■ Exercise ■
Only a number is wanted: how many lines in these records contain the word "Park"?

■ Listed records ■
+--

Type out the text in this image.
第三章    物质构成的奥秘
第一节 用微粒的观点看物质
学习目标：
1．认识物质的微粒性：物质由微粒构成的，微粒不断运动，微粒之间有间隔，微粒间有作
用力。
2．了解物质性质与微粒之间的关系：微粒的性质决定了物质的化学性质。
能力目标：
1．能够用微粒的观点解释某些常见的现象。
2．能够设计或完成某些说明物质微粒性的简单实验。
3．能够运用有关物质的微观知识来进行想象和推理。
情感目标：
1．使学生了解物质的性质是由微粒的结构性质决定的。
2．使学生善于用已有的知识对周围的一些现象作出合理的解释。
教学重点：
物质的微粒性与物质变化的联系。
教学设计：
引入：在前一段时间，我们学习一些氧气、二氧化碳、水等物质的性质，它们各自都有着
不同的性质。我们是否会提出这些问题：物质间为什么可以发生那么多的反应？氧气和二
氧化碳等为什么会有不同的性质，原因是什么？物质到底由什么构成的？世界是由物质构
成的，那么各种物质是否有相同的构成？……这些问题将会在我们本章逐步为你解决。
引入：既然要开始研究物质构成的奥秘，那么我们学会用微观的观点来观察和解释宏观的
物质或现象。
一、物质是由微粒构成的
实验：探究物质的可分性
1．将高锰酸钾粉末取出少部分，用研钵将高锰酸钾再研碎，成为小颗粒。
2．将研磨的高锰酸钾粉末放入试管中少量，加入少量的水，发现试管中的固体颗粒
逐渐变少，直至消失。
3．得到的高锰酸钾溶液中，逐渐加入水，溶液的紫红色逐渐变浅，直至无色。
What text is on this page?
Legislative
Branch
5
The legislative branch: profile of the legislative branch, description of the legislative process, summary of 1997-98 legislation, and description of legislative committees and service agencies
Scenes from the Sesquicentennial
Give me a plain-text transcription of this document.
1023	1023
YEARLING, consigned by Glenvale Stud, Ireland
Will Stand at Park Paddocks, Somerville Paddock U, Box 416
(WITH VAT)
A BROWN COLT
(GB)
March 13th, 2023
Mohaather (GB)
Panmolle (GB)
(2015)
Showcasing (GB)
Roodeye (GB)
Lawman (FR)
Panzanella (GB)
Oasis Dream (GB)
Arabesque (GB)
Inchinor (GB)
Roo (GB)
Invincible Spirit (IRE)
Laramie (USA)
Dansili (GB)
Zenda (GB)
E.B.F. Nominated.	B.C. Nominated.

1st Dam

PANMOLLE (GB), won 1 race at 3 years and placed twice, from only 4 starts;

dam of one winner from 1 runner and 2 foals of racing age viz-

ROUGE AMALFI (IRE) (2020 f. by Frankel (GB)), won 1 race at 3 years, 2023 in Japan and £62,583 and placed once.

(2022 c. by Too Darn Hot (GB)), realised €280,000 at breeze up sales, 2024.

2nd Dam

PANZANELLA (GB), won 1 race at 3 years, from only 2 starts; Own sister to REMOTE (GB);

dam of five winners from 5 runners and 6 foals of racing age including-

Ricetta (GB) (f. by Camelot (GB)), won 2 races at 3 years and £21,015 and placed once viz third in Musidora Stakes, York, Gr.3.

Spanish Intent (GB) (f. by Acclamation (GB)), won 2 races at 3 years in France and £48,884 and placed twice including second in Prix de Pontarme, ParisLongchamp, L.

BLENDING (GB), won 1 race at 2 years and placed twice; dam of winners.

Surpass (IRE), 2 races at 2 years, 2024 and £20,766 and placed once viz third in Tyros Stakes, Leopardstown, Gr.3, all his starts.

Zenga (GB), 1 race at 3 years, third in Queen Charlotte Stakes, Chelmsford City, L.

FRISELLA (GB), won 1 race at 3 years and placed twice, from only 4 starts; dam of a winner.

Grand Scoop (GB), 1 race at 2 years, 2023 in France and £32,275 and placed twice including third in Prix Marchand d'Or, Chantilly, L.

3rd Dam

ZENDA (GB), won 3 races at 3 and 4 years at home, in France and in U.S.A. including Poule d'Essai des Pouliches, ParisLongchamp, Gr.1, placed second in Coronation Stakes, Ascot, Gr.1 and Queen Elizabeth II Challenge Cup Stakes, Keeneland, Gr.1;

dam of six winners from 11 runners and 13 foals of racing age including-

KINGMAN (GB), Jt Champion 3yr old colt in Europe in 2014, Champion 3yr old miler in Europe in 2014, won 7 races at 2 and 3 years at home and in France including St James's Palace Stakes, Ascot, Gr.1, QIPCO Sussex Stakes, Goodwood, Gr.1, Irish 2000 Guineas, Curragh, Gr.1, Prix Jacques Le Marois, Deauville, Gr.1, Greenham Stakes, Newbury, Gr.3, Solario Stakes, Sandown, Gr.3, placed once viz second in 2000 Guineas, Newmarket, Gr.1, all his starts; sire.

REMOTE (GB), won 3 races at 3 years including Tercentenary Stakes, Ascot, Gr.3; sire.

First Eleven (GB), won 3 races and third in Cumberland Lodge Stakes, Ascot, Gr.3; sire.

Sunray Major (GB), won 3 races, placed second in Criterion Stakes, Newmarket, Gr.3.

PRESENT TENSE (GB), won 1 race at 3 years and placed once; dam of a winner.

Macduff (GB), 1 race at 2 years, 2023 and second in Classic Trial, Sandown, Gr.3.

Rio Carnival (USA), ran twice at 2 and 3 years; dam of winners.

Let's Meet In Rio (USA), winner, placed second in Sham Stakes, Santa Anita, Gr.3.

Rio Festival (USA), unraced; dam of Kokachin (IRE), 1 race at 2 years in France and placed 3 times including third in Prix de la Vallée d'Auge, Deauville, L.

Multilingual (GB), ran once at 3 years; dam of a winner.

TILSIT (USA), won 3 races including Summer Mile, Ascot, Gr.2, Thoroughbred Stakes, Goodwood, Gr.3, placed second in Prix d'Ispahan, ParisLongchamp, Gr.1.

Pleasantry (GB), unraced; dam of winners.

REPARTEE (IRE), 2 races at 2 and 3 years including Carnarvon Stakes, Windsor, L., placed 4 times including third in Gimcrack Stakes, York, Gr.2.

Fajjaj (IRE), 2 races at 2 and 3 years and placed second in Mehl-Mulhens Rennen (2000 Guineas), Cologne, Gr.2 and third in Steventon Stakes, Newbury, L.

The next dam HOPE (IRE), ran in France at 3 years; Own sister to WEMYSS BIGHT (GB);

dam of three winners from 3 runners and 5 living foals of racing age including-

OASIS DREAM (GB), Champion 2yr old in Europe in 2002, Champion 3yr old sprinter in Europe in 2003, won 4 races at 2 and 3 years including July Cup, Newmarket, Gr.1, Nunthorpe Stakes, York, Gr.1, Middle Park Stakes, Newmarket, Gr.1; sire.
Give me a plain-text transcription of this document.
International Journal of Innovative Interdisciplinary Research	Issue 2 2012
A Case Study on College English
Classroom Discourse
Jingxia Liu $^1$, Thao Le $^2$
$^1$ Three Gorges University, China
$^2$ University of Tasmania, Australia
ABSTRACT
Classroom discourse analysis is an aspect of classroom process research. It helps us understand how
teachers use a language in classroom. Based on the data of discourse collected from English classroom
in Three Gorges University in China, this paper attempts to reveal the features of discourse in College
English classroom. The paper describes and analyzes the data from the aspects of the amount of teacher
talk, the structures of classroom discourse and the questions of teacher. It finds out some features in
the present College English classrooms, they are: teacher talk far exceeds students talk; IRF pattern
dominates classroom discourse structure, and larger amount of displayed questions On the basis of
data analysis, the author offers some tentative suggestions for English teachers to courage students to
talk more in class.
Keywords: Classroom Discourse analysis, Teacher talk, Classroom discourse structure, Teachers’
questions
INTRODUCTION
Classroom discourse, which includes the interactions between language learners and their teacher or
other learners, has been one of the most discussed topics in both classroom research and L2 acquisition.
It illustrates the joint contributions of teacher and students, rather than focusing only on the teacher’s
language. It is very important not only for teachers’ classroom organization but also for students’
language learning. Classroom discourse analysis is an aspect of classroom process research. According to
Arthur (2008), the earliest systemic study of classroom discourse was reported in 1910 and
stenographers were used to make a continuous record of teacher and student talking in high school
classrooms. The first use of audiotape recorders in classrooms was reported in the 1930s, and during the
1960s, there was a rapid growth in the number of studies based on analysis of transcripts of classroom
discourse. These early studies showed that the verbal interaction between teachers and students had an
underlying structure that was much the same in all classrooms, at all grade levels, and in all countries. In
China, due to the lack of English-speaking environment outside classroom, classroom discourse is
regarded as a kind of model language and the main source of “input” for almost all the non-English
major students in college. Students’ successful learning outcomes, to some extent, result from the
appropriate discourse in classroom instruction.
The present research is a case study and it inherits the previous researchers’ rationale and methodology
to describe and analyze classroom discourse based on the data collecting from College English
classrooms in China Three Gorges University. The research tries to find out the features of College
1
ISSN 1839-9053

+--

■ Answer to the exercise ■
2